→ Aim of the exercise
Count the lines below that contain "underlying". Give only the number.

→ Dataset rows

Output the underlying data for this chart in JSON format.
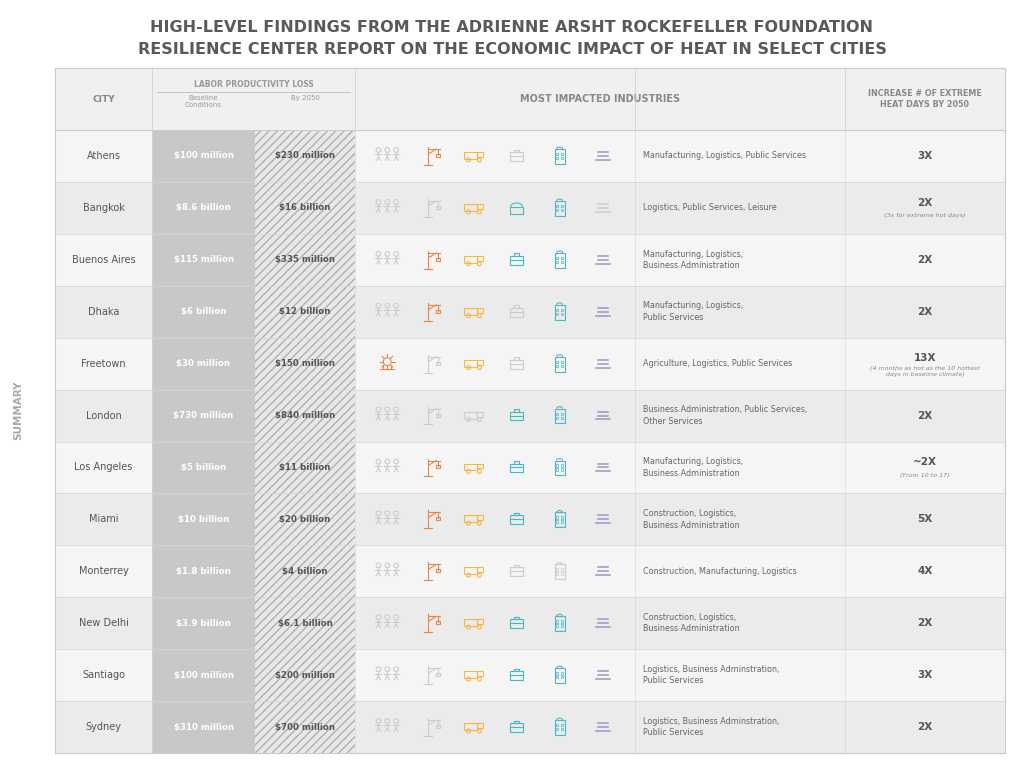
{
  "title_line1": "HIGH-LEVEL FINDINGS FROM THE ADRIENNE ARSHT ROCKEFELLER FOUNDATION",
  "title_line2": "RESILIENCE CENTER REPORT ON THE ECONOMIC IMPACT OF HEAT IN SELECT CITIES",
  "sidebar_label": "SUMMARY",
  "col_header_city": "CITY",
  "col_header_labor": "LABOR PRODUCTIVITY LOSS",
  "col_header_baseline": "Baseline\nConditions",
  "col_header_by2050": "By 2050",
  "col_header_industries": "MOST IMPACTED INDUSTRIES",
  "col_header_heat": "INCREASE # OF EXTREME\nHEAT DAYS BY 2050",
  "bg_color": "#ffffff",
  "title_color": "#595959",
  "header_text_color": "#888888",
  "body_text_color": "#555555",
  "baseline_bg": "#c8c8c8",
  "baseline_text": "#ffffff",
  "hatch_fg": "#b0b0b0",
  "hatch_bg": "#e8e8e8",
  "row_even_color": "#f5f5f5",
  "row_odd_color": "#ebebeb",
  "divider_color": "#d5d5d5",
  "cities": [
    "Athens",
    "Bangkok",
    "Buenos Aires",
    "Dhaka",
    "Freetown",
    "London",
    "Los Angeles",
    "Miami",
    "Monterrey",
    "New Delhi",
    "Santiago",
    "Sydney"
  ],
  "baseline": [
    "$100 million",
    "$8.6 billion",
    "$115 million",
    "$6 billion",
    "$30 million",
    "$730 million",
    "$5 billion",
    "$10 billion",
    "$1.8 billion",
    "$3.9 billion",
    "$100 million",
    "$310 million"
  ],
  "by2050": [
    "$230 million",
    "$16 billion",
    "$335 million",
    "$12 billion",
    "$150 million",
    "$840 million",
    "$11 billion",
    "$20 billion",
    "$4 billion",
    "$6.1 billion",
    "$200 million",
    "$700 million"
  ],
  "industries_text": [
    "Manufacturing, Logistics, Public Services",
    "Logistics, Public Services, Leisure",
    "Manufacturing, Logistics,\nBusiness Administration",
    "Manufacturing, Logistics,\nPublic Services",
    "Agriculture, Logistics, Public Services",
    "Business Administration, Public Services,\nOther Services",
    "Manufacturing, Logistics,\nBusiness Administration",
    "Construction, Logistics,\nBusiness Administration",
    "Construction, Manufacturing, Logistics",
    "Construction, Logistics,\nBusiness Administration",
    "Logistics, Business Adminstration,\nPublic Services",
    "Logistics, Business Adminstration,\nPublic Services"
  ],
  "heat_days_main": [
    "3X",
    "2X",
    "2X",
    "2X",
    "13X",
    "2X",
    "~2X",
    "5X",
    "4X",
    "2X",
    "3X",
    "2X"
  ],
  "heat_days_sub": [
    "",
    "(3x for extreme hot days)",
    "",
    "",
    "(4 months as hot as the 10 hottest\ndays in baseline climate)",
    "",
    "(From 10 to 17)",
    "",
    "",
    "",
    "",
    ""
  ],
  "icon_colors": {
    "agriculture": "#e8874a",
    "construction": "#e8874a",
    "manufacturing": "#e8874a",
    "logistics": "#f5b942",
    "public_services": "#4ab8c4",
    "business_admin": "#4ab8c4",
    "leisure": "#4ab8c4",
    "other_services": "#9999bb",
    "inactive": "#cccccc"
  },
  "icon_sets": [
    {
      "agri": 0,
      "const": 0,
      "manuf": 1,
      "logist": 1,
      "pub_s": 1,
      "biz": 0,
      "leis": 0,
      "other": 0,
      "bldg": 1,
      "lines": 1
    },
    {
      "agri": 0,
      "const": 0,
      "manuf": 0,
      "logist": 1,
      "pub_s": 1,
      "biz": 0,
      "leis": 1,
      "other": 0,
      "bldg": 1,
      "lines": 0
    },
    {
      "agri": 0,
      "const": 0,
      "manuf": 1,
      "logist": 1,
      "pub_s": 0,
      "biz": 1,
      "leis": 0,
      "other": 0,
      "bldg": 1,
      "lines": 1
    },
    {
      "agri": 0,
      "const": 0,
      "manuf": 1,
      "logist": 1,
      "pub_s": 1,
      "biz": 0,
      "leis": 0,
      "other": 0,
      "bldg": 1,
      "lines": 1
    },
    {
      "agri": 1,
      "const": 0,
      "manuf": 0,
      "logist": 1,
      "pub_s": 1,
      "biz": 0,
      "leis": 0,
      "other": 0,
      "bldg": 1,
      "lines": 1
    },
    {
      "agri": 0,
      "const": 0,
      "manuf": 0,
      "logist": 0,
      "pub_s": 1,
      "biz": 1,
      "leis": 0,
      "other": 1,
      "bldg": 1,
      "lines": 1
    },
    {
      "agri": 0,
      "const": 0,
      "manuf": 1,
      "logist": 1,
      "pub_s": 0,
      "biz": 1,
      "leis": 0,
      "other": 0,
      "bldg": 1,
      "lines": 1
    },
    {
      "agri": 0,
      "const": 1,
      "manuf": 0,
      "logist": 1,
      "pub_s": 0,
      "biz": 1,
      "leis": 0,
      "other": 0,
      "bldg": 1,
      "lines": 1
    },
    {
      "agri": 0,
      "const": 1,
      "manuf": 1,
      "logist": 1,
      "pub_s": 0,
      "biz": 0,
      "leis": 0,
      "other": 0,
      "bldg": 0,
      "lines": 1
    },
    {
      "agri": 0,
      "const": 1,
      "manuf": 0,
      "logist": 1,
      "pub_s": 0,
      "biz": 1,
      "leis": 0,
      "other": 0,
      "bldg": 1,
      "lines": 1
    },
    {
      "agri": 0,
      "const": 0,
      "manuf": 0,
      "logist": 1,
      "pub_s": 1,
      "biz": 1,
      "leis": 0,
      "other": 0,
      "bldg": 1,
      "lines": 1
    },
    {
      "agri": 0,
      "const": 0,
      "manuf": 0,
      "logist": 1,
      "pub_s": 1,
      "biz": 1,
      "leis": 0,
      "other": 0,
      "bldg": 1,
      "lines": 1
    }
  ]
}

--

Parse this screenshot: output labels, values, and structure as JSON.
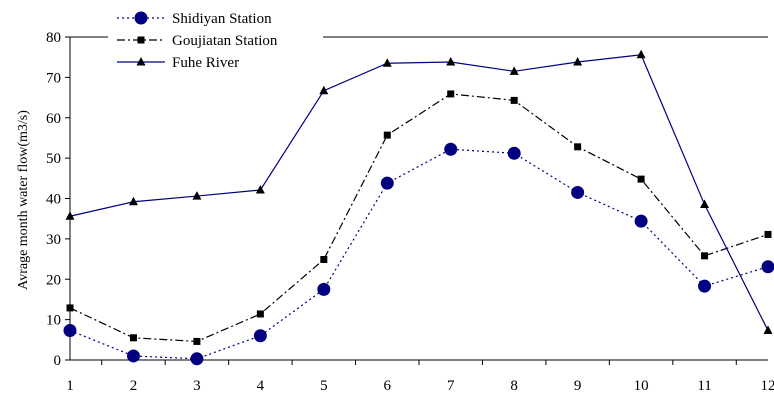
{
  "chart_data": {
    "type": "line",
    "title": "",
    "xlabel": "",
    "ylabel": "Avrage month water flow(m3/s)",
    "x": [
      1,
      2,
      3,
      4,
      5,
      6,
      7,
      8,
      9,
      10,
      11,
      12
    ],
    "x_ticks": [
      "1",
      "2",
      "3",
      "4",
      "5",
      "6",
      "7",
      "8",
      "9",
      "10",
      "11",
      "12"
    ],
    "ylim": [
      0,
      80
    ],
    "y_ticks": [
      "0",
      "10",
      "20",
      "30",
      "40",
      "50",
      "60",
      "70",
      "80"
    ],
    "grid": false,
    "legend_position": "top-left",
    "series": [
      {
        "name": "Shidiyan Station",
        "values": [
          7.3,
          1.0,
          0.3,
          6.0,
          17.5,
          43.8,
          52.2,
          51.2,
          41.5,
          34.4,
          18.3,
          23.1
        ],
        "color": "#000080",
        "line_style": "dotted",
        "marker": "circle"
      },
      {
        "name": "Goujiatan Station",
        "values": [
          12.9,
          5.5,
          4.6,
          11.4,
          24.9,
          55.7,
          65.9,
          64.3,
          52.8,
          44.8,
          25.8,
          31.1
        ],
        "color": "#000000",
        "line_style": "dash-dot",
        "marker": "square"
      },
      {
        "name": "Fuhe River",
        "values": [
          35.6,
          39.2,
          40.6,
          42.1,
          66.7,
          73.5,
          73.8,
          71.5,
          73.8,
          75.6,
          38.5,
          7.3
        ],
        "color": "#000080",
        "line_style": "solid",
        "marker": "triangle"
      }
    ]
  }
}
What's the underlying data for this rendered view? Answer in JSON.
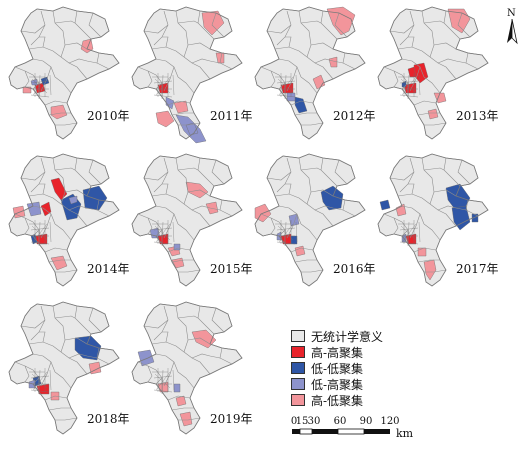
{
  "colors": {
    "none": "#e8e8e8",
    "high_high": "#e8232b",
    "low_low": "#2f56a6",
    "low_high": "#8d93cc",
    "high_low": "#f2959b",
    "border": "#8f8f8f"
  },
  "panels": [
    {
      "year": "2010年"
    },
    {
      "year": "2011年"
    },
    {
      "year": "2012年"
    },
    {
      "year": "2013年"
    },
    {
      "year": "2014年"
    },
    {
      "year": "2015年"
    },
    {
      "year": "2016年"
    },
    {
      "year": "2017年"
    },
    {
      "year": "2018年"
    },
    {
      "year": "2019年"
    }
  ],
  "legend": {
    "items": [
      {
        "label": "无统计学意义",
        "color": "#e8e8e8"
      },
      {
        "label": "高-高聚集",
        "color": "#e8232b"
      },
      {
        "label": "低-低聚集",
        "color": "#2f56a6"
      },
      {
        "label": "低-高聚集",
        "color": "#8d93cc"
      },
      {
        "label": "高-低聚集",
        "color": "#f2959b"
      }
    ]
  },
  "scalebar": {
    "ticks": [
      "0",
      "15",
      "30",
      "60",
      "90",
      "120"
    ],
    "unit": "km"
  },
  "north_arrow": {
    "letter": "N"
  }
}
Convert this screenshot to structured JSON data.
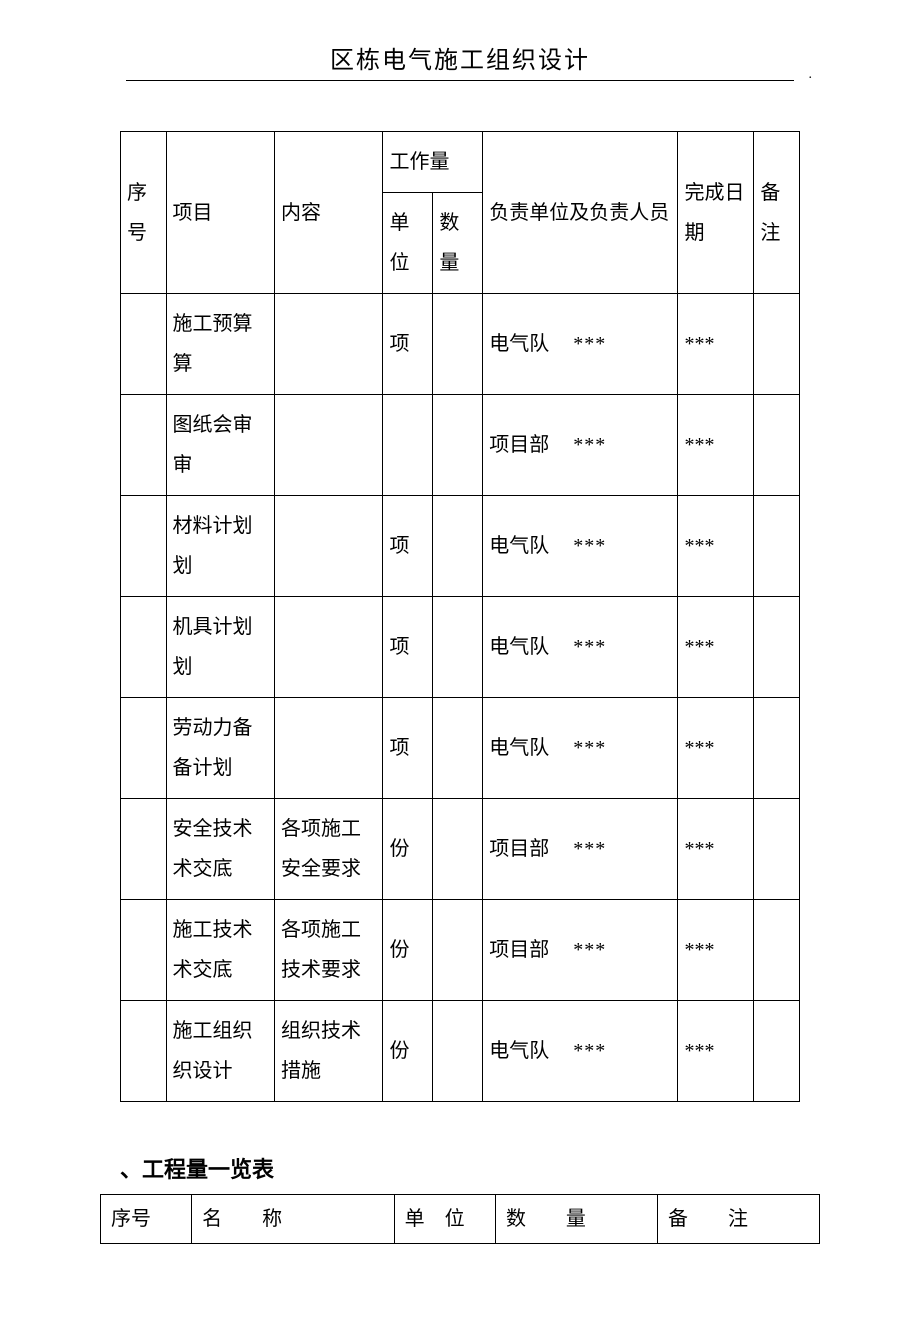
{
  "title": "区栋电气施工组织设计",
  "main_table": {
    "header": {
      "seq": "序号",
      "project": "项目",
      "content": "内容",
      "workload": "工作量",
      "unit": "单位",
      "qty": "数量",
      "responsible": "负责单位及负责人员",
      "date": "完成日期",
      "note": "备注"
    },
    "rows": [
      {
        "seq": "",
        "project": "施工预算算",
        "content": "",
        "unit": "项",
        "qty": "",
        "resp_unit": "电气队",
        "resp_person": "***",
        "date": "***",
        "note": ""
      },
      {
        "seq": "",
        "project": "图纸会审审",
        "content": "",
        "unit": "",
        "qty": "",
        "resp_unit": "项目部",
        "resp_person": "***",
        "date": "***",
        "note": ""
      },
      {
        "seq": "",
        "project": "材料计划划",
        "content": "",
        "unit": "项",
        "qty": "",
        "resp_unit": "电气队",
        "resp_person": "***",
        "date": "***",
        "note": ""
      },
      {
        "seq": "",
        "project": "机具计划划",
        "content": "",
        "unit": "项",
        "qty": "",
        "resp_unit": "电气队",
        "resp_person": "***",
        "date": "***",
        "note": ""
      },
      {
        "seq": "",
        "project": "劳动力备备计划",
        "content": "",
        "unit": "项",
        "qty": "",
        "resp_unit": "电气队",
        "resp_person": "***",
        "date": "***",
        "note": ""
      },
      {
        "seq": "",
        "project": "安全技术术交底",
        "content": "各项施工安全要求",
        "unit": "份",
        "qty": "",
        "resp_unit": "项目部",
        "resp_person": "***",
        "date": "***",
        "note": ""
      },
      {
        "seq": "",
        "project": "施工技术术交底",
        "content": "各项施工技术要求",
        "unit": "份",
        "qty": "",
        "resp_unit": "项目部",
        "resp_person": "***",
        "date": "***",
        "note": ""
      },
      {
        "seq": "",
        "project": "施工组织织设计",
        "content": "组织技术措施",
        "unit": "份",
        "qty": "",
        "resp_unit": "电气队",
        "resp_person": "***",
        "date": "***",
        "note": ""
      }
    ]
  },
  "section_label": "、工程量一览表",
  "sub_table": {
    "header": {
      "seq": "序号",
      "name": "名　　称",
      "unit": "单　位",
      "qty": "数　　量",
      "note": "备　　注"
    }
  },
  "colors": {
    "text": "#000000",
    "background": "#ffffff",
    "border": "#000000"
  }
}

---

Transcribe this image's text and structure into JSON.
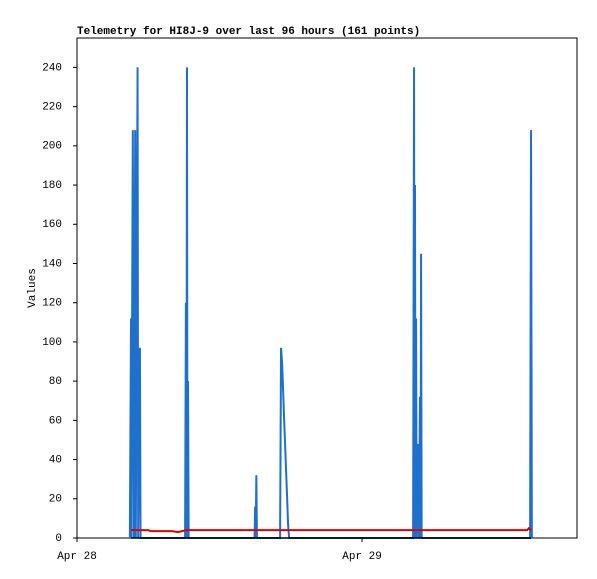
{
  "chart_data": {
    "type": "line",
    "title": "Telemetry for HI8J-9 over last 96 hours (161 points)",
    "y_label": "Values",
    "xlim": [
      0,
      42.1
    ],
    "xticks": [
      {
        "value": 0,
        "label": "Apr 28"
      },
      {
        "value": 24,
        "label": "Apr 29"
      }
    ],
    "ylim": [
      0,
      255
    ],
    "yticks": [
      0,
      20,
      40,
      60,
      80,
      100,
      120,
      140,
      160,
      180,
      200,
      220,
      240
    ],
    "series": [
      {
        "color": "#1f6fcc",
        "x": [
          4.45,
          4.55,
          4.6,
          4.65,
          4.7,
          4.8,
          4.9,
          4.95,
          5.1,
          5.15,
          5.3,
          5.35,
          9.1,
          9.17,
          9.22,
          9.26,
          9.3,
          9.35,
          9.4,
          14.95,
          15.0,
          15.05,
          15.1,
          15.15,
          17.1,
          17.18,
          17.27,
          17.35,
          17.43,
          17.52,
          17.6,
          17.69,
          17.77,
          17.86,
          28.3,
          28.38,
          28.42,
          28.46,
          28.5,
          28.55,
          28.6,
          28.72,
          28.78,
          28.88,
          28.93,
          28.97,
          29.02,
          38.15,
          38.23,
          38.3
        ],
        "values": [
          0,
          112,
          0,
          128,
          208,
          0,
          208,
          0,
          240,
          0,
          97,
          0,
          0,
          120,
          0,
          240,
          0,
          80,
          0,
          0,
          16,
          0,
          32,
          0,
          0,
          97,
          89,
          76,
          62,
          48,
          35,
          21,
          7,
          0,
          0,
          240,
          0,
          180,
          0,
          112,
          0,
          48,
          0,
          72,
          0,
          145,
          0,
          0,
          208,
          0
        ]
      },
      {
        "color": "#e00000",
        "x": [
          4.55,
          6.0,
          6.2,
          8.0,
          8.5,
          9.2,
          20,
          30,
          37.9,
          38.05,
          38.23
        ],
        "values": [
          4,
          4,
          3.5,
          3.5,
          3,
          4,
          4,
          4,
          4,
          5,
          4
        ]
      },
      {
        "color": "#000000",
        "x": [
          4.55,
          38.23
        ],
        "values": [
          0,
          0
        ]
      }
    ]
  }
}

→ Reply to the exercise
2